KUTIPAN TEKS:
Sebagaimana dikutip dari
jurnal yang ditulis oleh Yusnani Hasjimzoem menyatakan bahwa :
Ombudsman sebagai Sebuah lembaga
negara dibuat dengan maksud untuk menjalankan suatu tugas dan fungsi tertentu.
Semua tugas dan fungsi tersebut menjadi ukuran mengenai eksistensi lembaga
negara tersebut di masyarakat. Sebuah kontemplasi mengenai lembaga yang
didirikan namun tidak memiliki kontribusi konkret suatu hal yang perlu
dilakukan karena sebuah lembaga memakan anggaran yang berasal dari anggaran
belanja negara yang notabenenya dari dana masyarakat. Lembaga Ombudsman
merupakan lembaga negara yang awalnya lahir dari sebuah transformasi paham
negara hukum yang demokratis ke negara hukum yang bertanggung jawab.[12]
Adanya pengaduan sengketa pelayanan publik
kepada Ombudsman, menimbulkan putusan ajudikasi oleh Ombudsman. Karena
Ombudsman memiliki wewenang untuk memproses atau menyelesaikan sengketa
pelayanan publik baik atas laporan dari masyarakat maupun atas inisiatif
Ombudsman sendiri. Hal ini sebagaimana diatur dalam Pasal 1 ayat 11
Undang-Undang Nomor 25 Tahun 2009 tentang Pelayanan Publik. Ajudikasi
didefinisikan sebagai proses penyelesaian sengketa pelayanan publik antar pihak
yang diputus oleh Ombudsman.

SOAL: Dapatkah Anda menyalin kata demi kata bagian teks tentang Ombudsman di atas yang dibuka dengan kata-kata "Sebagaimana dikutip dari" dan diakhiri dengan "dan fungsi tertentu."?

DATA TERKUMPUL:
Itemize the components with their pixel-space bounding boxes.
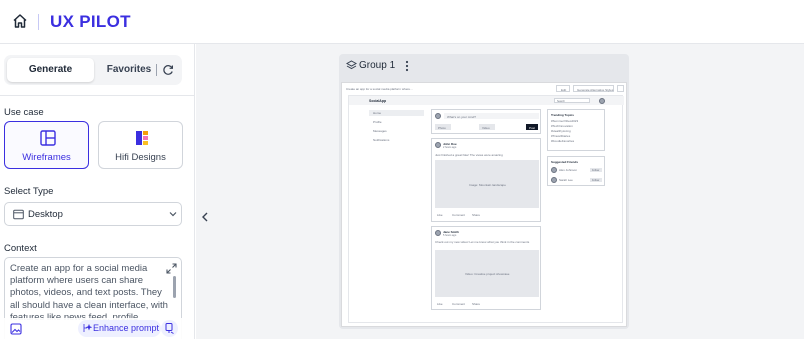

JAWABAN BENAR:
Sebagaimana dikutip dari
jurnal yang ditulis oleh Yusnani Hasjimzoem menyatakan bahwa :
Ombudsman sebagai Sebuah lembaga
negara dibuat dengan maksud untuk menjalankan suatu tugas dan fungsi tertentu.